***** EXTRACT *****

Quality Manager ABCs for ABC (CC#95 Part 3: Getting into the weeds with the idea of Approved Building Consultants)

(City Conversation #95 Part 3 was first published 8-Jan-2023)
(For a list of City Conversations by Brian Palmquist on CityHallWatchplease visit this page.)


January 8th 2022— Conversation #95, Part 1 outlined the current permitting maze in Vancouver and sets the stage for Part 2’s suggested solutions.  Part 3 responds to several reader questions and comments:

BC’s engineers already have a Quality Management System (QMS)—Vancouver’s charter lets it work with Architects + others engaged in building design + construction to create and implement a QMS in the public interest & at a fraction of the current time and costs

Perhaps it’s just post-Christmas doldrums, but more folks than usual read, commented on and questioned Part 2 of my Approved Building Consultant City Conversation. My son’s off snowboarding so I’ll have to try to answer the questions without his assistance—I’ve synopsized the questions in italics:

What would the ABC “quality management” system you alluded to in Part 2 have as its principles?

*****

**WHAT YOU NEED TO DO**
(a) In the article on Approved Building Consultants, which group in BC already has a Quality Management System?
(b) Go on with the article on Approved Building Consultants from the point where it stops.
None of the rows is needed here.

***** LISTED ENTRIES *****

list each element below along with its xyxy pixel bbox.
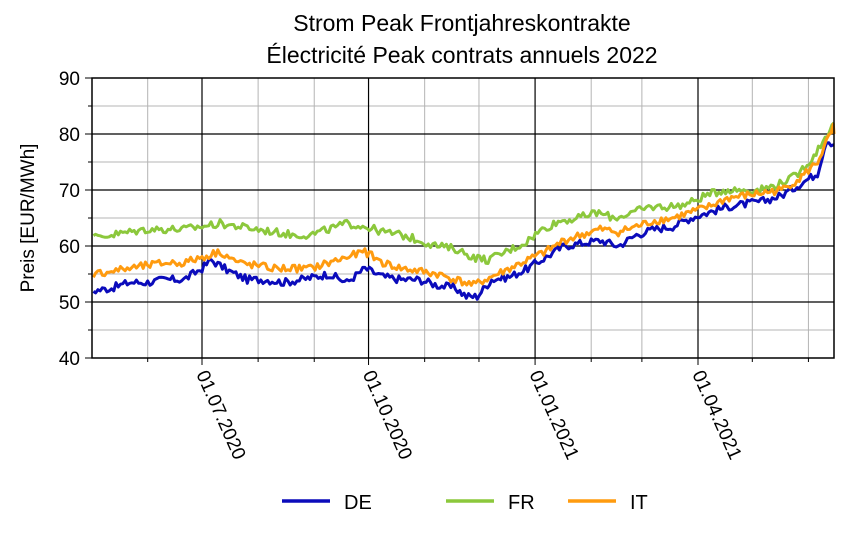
x-tick-label: 01.10.2020 <box>358 367 416 462</box>
legend-label-fr: FR <box>508 492 535 514</box>
x-tick-label: 01.01.2021 <box>525 367 583 462</box>
y-tick-label: 70 <box>59 181 80 202</box>
series-line-de <box>92 141 835 301</box>
legend-label-de: DE <box>344 492 372 514</box>
y-tick-label: 40 <box>59 349 80 370</box>
series-line-fr <box>92 121 836 265</box>
x-tick-label: 01.07.2020 <box>191 367 249 462</box>
chart-title-line-1: Strom Peak Frontjahreskontrakte <box>293 10 630 36</box>
x-tick-label: 01.04.2021 <box>687 367 745 462</box>
y-axis-label: Preis [EUR/MWh] <box>18 144 39 293</box>
y-tick-label: 80 <box>59 125 80 146</box>
series-layer <box>92 121 836 301</box>
plot-frame <box>91 77 835 359</box>
x-tick-labels: 01.07.2020 01.10.2020 01.01.2021 01.04.2021 <box>191 367 745 462</box>
axis-ticks <box>85 77 809 365</box>
y-tick-label: 50 <box>59 293 80 314</box>
legend: DE FR IT <box>282 492 648 514</box>
y-tick-label: 90 <box>59 69 80 90</box>
minor-gridlines <box>92 78 834 358</box>
y-tick-label: 60 <box>59 237 80 258</box>
y-tick-labels: 40 50 60 70 80 90 <box>59 69 80 370</box>
legend-label-it: IT <box>630 492 648 514</box>
chart-title-line-2: Électricité Peak contrats annuels 2022 <box>266 42 657 68</box>
series-line-it <box>92 122 836 287</box>
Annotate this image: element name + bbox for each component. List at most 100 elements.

*****

**RESULTS FOR THE EXERCISE**
(a) BC's engineers already have one.

(b)
At each stage of a project, including planning, design, construction and occupancy, the ABCs would execute ABC assurance letters designed to protect the public interest. ABC work would be peer reviewed by other, independent ABCs (i.e., independent professionals, NOT from the same firm). That means the peer reviewers would verify that the work satisfied codes and regulations. Structural engineers already do this, generally for a modest fee paid by clients because they are reviewers, not designers, where most of the effort is. The other engineers as well as Architects could easily implement similar systems. All Architects and Engineers now come under what’s called the Professional Services Governance Act (PSGA), which is a government-run overseer that can monitor the effectiveness of the ABC quality management system. So the key principles are:

  • Professional assurance
  • Professional peer review
  • Government oversight

Who would pay the extra fees of ABCs and their peer reviewers?

Their clients. At the moment it takes on average two years in Vancouver for an approved rezoning project to get its first building permit. Saving most of two years of interest at current rates will cover multiples of ABC fees.

Who would actually do ABC work, especially peer review work? I understand there’s a shortage of workers and professionals just about everywhere.

A majority of my work in my 40+ year checkered career was specialized Certified Professional (CP) and Building Envelope Professional (BEP) work—it paid me much better than conventional architecture. ABC work could be similarly specialized and command better fees. History says there would be no shortage of uptake.

Can the ABC concept create a more level playing field at City Hall, with less apparent favouritism?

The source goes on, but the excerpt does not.